SET EXERCISE: Make a verbatim copy of the entries below; pictures stay out.

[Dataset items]
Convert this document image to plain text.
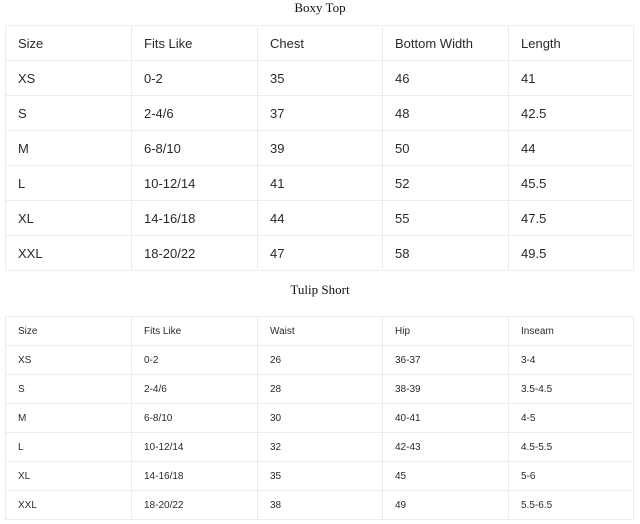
Boxy Top
Size	Fits Like	Chest	Bottom Width	Length
XS	0-2	35	46	41
S	2-4/6	37	48	42.5
M	6-8/10	39	50	44
L	10-12/14	41	52	45.5
XL	14-16/18	44	55	47.5
XXL	18-20/22	47	58	49.5
Tulip Short
Size	Fits Like	Waist	Hip	Inseam
XS	0-2	26	36-37	3-4
S	2-4/6	28	38-39	3.5-4.5
M	6-8/10	30	40-41	4-5
L	10-12/14	32	42-43	4.5-5.5
XL	14-16/18	35	45	5-6
XXL	18-20/22	38	49	5.5-6.5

RESULT OF THIS TASK:
Convert this document image to plain text.
Boxy Top
Size	Fits Like	Chest	Bottom Width	Length
XS	0-2	35	46	41
S	2-4/6	37	48	42.5
M	6-8/10	39	50	44
L	10-12/14	41	52	45.5
XL	14-16/18	44	55	47.5
XXL	18-20/22	47	58	49.5
Tulip Short
Size	Fits Like	Waist	Hip	Inseam
XS	0-2	26	36-37	3-4
S	2-4/6	28	38-39	3.5-4.5
M	6-8/10	30	40-41	4-5
L	10-12/14	32	42-43	4.5-5.5
XL	14-16/18	35	45	5-6
XXL	18-20/22	38	49	5.5-6.5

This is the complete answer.